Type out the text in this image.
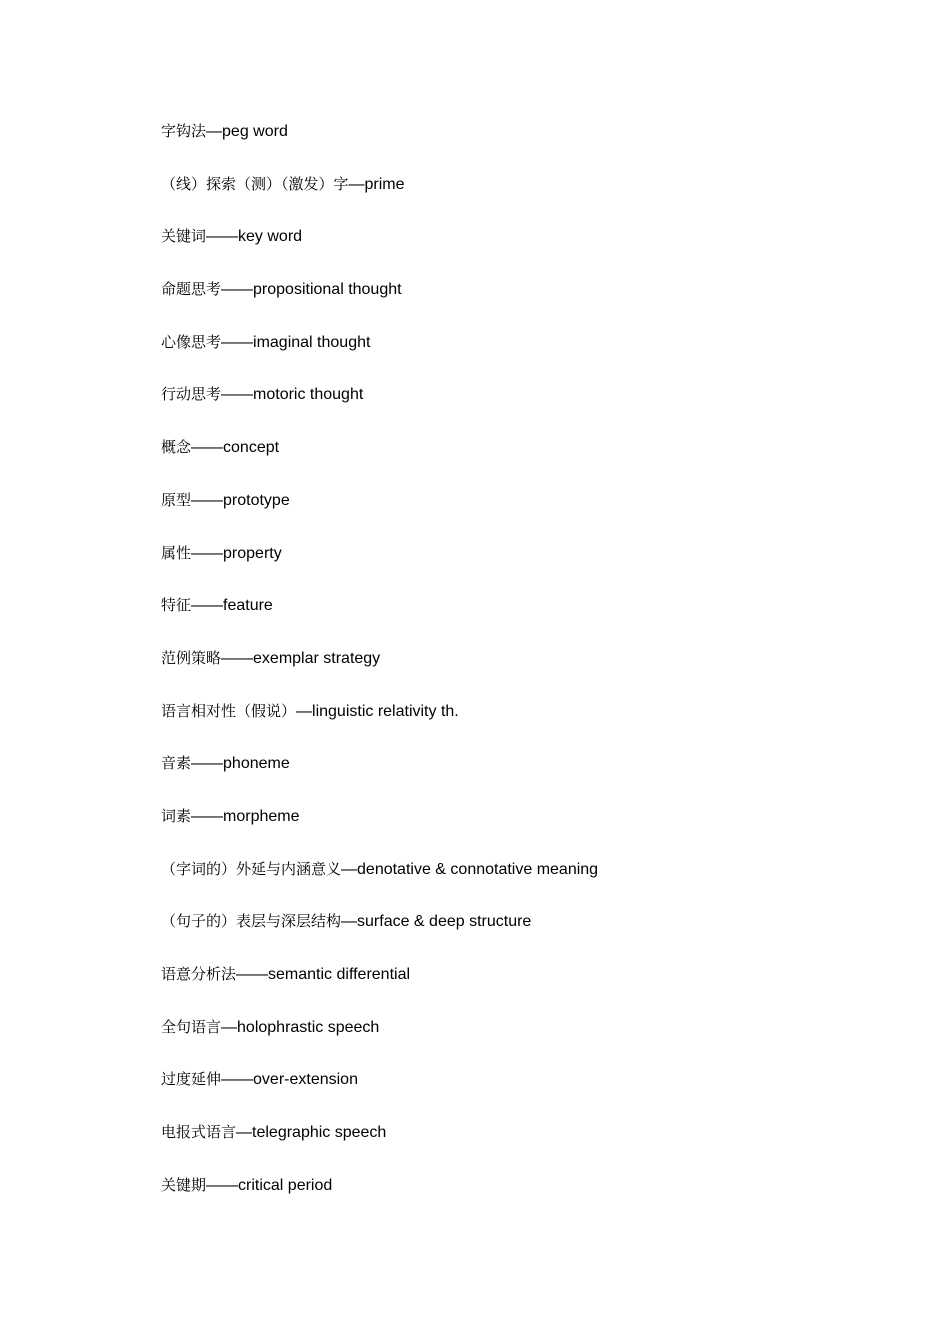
字钩法—peg word
（线）探索（测）（激发）字—prime
关键词——key word
命题思考——propositional thought
心像思考——imaginal thought
行动思考——motoric thought
概念——concept
原型——prototype
属性——property
特征——feature
范例策略——exemplar strategy
语言相对性（假说）—linguistic relativity th.
音素——phoneme
词素——morpheme
（字词的）外延与内涵意义—denotative & connotative meaning
（句子的）表层与深层结构—surface & deep structure
语意分析法——semantic differential
全句语言—holophrastic speech
过度延伸——over-extension
电报式语言—telegraphic speech
关键期——critical period
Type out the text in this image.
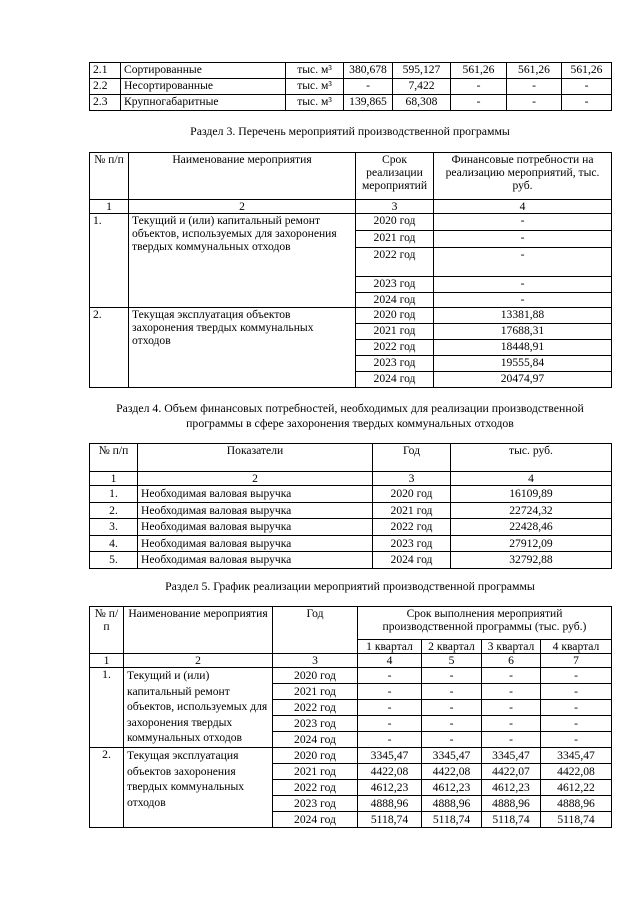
2.1	Сортированные	тыс. м³	380,678	595,127	561,26	561,26	561,26
2.2	Несортированные	тыс. м³	-	7,422	-	-	-
2.3	Крупногабаритные	тыс. м³	139,865	68,308	-	-	-
Раздел 3. Перечень мероприятий производственной программы
№ п/п	Наименование мероприятия	Срок реализации мероприятий	Финансовые потребности на реализацию мероприятий, тыс. руб.
1	2	3	4
1.	Текущий и (или) капитальный ремонт объектов, используемых для захоронения твердых коммунальных отходов	2020 год	-
		2021 год	-
		2022 год	-
		2023 год	-
		2024 год	-
2.	Текущая эксплуатация объектов захоронения твердых коммунальных отходов	2020 год	13381,88
		2021 год	17688,31
		2022 год	18448,91
		2023 год	19555,84
		2024 год	20474,97
Раздел 4. Объем финансовых потребностей, необходимых для реализации производственной программы в сфере захоронения твердых коммунальных отходов
№ п/п	Показатели	Год	тыс. руб.
1	2	3	4
1.	Необходимая валовая выручка	2020 год	16109,89
2.	Необходимая валовая выручка	2021 год	22724,32
3.	Необходимая валовая выручка	2022 год	22428,46
4.	Необходимая валовая выручка	2023 год	27912,09
5.	Необходимая валовая выручка	2024 год	32792,88
Раздел 5. График реализации мероприятий производственной программы
№ п/п	Наименование мероприятия	Год	Срок выполнения мероприятий производственной программы (тыс. руб.)			
			1 квартал	2 квартал	3 квартал	4 квартал
1	2	3	4	5	6	7
1.	Текущий и (или) капитальный ремонт объектов, используемых для захоронения твердых коммунальных отходов	2020 год	-	-	-	-
		2021 год	-	-	-	-
		2022 год	-	-	-	-
		2023 год	-	-	-	-
		2024 год	-	-	-	-
2.	Текущая эксплуатация объектов захоронения твердых коммунальных отходов	2020 год	3345,47	3345,47	3345,47	3345,47
		2021 год	4422,08	4422,08	4422,07	4422,08
		2022 год	4612,23	4612,23	4612,23	4612,22
		2023 год	4888,96	4888,96	4888,96	4888,96
		2024 год	5118,74	5118,74	5118,74	5118,74
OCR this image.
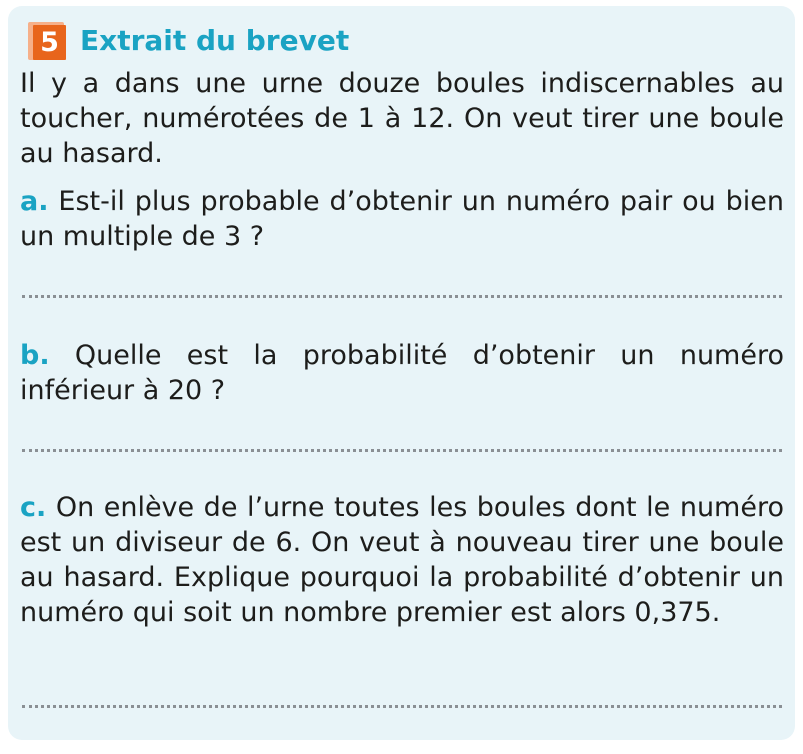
5 Extrait du brevet

Il y a dans une urne douze boules indiscernables au toucher, numérotées de 1 à 12. On veut tirer une boule au hasard.

a. Est-il plus probable d’obtenir un numéro pair ou bien un multiple de 3 ?

b. Quelle est la probabilité d’obtenir un numéro inférieur à 20 ?

c. On enlève de l’urne toutes les boules dont le numéro est un diviseur de 6. On veut à nouveau tirer une boule au hasard. Explique pourquoi la probabilité d’obtenir un numéro qui soit un nombre premier est alors 0,375.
::::
◆ Requirements
Leave the images out and output the remaining material exactly as it stands.

◆ Output of the task
Type out the text in this image.
字钩法—peg word
（线）探索（测）（激发）字—prime
关键词——key word
命题思考——propositional thought
心像思考——imaginal thought
行动思考——motoric thought
概念——concept
原型——prototype
属性——property
特征——feature
范例策略——exemplar strategy
语言相对性（假说）—linguistic relativity th.
音素——phoneme
词素——morpheme
（字词的）外延与内涵意义—denotative & connotative meaning
（句子的）表层与深层结构—surface & deep structure
语意分析法——semantic differential
全句语言—holophrastic speech
过度延伸——over-extension
电报式语言—telegraphic speech
关键期——critical period
Type out the text in this image.
2.1	Сортированные	тыс. м³	380,678	595,127	561,26	561,26	561,26
2.2	Несортированные	тыс. м³	-	7,422	-	-	-
2.3	Крупногабаритные	тыс. м³	139,865	68,308	-	-	-
Раздел 3. Перечень мероприятий производственной программы
№ п/п	Наименование мероприятия	Срок реализации мероприятий	Финансовые потребности на реализацию мероприятий, тыс. руб.
1	2	3	4
1.	Текущий и (или) капитальный ремонт объектов, используемых для захоронения твердых коммунальных отходов	2020 год	-
		2021 год	-
		2022 год	-
		2023 год	-
		2024 год	-
2.	Текущая эксплуатация объектов захоронения твердых коммунальных отходов	2020 год	13381,88
		2021 год	17688,31
		2022 год	18448,91
		2023 год	19555,84
		2024 год	20474,97
Раздел 4. Объем финансовых потребностей, необходимых для реализации производственной программы в сфере захоронения твердых коммунальных отходов
№ п/п	Показатели	Год	тыс. руб.
1	2	3	4
1.	Необходимая валовая выручка	2020 год	16109,89
2.	Необходимая валовая выручка	2021 год	22724,32
3.	Необходимая валовая выручка	2022 год	22428,46
4.	Необходимая валовая выручка	2023 год	27912,09
5.	Необходимая валовая выручка	2024 год	32792,88
Раздел 5. График реализации мероприятий производственной программы
№ п/п	Наименование мероприятия	Год	Срок выполнения мероприятий производственной программы (тыс. руб.)			
			1 квартал	2 квартал	3 квартал	4 квартал
1	2	3	4	5	6	7
1.	Текущий и (или) капитальный ремонт объектов, используемых для захоронения твердых коммунальных отходов	2020 год	-	-	-	-
		2021 год	-	-	-	-
		2022 год	-	-	-	-
		2023 год	-	-	-	-
		2024 год	-	-	-	-
2.	Текущая эксплуатация объектов захоронения твердых коммунальных отходов	2020 год	3345,47	3345,47	3345,47	3345,47
		2021 год	4422,08	4422,08	4422,07	4422,08
		2022 год	4612,23	4612,23	4612,23	4612,22
		2023 год	4888,96	4888,96	4888,96	4888,96
		2024 год	5118,74	5118,74	5118,74	5118,74
OCR this image.
5 Extrait du brevet

Il y a dans une urne douze boules indiscernables au toucher, numérotées de 1 à 12. On veut tirer une boule au hasard.

a. Est-il plus probable d’obtenir un numéro pair ou bien un multiple de 3 ?

b. Quelle est la probabilité d’obtenir un numéro inférieur à 20 ?

c. On enlève de l’urne toutes les boules dont le numéro est un diviseur de 6. On veut à nouveau tirer une boule au hasard. Explique pourquoi la probabilité d’obtenir un numéro qui soit un nombre premier est alors 0,375.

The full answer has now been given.